▶ [Instruction]: Give the material again in full, matching it exactly.

⁂

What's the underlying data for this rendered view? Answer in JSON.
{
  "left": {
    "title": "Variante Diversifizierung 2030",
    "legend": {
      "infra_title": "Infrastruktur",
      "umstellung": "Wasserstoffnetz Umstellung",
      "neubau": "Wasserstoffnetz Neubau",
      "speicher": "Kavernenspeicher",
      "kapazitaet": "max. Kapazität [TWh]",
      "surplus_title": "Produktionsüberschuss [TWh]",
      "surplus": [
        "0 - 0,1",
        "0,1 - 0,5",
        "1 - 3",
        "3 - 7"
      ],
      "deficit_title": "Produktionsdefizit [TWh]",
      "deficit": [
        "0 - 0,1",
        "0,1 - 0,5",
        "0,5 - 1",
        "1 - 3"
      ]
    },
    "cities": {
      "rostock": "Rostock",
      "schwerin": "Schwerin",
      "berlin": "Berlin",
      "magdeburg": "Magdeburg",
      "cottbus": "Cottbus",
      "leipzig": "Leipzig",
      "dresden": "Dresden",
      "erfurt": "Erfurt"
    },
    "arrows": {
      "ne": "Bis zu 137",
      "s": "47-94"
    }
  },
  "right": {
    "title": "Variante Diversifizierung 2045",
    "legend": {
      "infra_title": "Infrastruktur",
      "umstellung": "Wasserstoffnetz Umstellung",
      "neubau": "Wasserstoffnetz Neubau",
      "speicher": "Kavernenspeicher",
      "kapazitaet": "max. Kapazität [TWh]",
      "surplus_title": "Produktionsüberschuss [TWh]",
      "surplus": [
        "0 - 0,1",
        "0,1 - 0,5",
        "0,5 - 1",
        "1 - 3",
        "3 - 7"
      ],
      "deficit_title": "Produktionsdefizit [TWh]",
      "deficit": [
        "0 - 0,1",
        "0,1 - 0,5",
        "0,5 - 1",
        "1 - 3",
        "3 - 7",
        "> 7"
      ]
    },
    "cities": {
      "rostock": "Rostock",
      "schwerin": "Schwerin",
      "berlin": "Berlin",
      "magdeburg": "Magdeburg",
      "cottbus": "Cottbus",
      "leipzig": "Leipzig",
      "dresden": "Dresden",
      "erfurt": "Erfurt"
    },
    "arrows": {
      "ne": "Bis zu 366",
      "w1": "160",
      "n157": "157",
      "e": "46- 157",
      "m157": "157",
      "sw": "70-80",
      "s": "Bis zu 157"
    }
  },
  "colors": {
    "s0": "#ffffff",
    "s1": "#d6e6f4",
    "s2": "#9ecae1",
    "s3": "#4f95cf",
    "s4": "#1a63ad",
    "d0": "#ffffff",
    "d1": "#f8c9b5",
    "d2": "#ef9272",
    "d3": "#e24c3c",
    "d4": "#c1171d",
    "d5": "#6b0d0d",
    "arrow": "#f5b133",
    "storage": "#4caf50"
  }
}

⁂

▶ [Solution to the exercise]:
What's the underlying data for this rendered view? Answer in JSON.
{
  "left": {
    "title": "Variante Diversifizierung 2030",
    "legend": {
      "infra_title": "Infrastruktur",
      "umstellung": "Wasserstoffnetz Umstellung",
      "neubau": "Wasserstoffnetz Neubau",
      "speicher": "Kavernenspeicher",
      "kapazitaet": "max. Kapazität [TWh]",
      "surplus_title": "Produktionsüberschuss [TWh]",
      "surplus": [
        "0 - 0,1",
        "0,1 - 0,5",
        "1 - 3",
        "3 - 7"
      ],
      "deficit_title": "Produktionsdefizit [TWh]",
      "deficit": [
        "0 - 0,1",
        "0,1 - 0,5",
        "0,5 - 1",
        "1 - 3"
      ]
    },
    "cities": {
      "rostock": "Rostock",
      "schwerin": "Schwerin",
      "berlin": "Berlin",
      "magdeburg": "Magdeburg",
      "cottbus": "Cottbus",
      "leipzig": "Leipzig",
      "dresden": "Dresden",
      "erfurt": "Erfurt"
    },
    "arrows": {
      "ne": "Bis zu 137",
      "s": "47-94"
    }
  },
  "right": {
    "title": "Variante Diversifizierung 2045",
    "legend": {
      "infra_title": "Infrastruktur",
      "umstellung": "Wasserstoffnetz Umstellung",
      "neubau": "Wasserstoffnetz Neubau",
      "speicher": "Kavernenspeicher",
      "kapazitaet": "max. Kapazität [TWh]",
      "surplus_title": "Produktionsüberschuss [TWh]",
      "surplus": [
        "0 - 0,1",
        "0,1 - 0,5",
        "0,5 - 1",
        "1 - 3",
        "3 - 7"
      ],
      "deficit_title": "Produktionsdefizit [TWh]",
      "deficit": [
        "0 - 0,1",
        "0,1 - 0,5",
        "0,5 - 1",
        "1 - 3",
        "3 - 7",
        "> 7"
      ]
    },
    "cities": {
      "rostock": "Rostock",
      "schwerin": "Schwerin",
      "berlin": "Berlin",
      "magdeburg": "Magdeburg",
      "cottbus": "Cottbus",
      "leipzig": "Leipzig",
      "dresden": "Dresden",
      "erfurt": "Erfurt"
    },
    "arrows": {
      "ne": "Bis zu 366",
      "w1": "160",
      "n157": "157",
      "e": "46- 157",
      "m157": "157",
      "sw": "70-80",
      "s": "Bis zu 157"
    }
  },
  "colors": {
    "s0": "#ffffff",
    "s1": "#d6e6f4",
    "s2": "#9ecae1",
    "s3": "#4f95cf",
    "s4": "#1a63ad",
    "d0": "#ffffff",
    "d1": "#f8c9b5",
    "d2": "#ef9272",
    "d3": "#e24c3c",
    "d4": "#c1171d",
    "d5": "#6b0d0d",
    "arrow": "#f5b133",
    "storage": "#4caf50"
  }
}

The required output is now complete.